__SHORT TASK__.
Leave every picture out and write out the records below exactly.

>> Start DATASET EXCERPTS

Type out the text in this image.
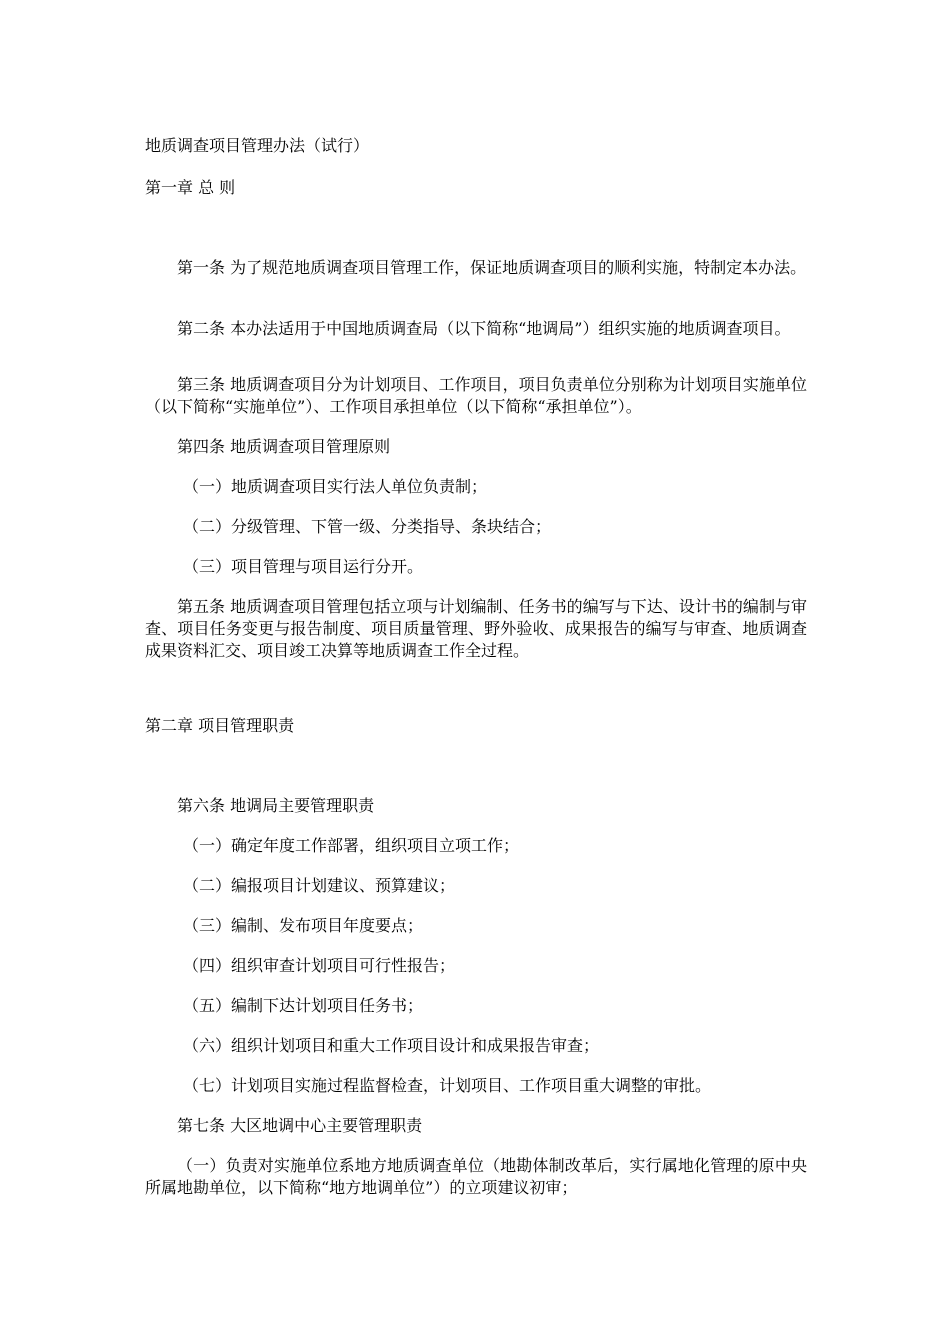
地质调查项目管理办法（试行）
第一章 总 则
第一条 为了规范地质调查项目管理工作，保证地质调查项目的顺利实施，特制定本办法。
第二条 本办法适用于中国地质调查局（以下简称“地调局”）组织实施的地质调查项目。
第三条 地质调查项目分为计划项目、工作项目，项目负责单位分别称为计划项目实施单位（以下简称“实施单位”）、工作项目承担单位（以下简称“承担单位”）。
第四条 地质调查项目管理原则
（一）地质调查项目实行法人单位负责制；
（二）分级管理、下管一级、分类指导、条块结合；
（三）项目管理与项目运行分开。
第五条 地质调查项目管理包括立项与计划编制、任务书的编写与下达、设计书的编制与审查、项目任务变更与报告制度、项目质量管理、野外验收、成果报告的编写与审查、地质调查成果资料汇交、项目竣工决算等地质调查工作全过程。
第二章 项目管理职责
第六条 地调局主要管理职责
（一）确定年度工作部署，组织项目立项工作；
（二）编报项目计划建议、预算建议；
（三）编制、发布项目年度要点；
（四）组织审查计划项目可行性报告；
（五）编制下达计划项目任务书；
（六）组织计划项目和重大工作项目设计和成果报告审查；
（七）计划项目实施过程监督检查，计划项目、工作项目重大调整的审批。
第七条 大区地调中心主要管理职责
（一）负责对实施单位系地方地质调查单位（地勘体制改革后，实行属地化管理的原中央所属地勘单位，以下简称“地方地调单位”）的立项建议初审；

>> End DATASET EXCERPTS

__WRITTEN RESPONSE__.
Type out the text in this image.
地质调查项目管理办法（试行）
第一章 总 则
第一条 为了规范地质调查项目管理工作，保证地质调查项目的顺利实施，特制定本办法。
第二条 本办法适用于中国地质调查局（以下简称“地调局”）组织实施的地质调查项目。
第三条 地质调查项目分为计划项目、工作项目，项目负责单位分别称为计划项目实施单位（以下简称“实施单位”）、工作项目承担单位（以下简称“承担单位”）。
第四条 地质调查项目管理原则
（一）地质调查项目实行法人单位负责制；
（二）分级管理、下管一级、分类指导、条块结合；
（三）项目管理与项目运行分开。
第五条 地质调查项目管理包括立项与计划编制、任务书的编写与下达、设计书的编制与审查、项目任务变更与报告制度、项目质量管理、野外验收、成果报告的编写与审查、地质调查成果资料汇交、项目竣工决算等地质调查工作全过程。
第二章 项目管理职责
第六条 地调局主要管理职责
（一）确定年度工作部署，组织项目立项工作；
（二）编报项目计划建议、预算建议；
（三）编制、发布项目年度要点；
（四）组织审查计划项目可行性报告；
（五）编制下达计划项目任务书；
（六）组织计划项目和重大工作项目设计和成果报告审查；
（七）计划项目实施过程监督检查，计划项目、工作项目重大调整的审批。
第七条 大区地调中心主要管理职责
（一）负责对实施单位系地方地质调查单位（地勘体制改革后，实行属地化管理的原中央所属地勘单位，以下简称“地方地调单位”）的立项建议初审；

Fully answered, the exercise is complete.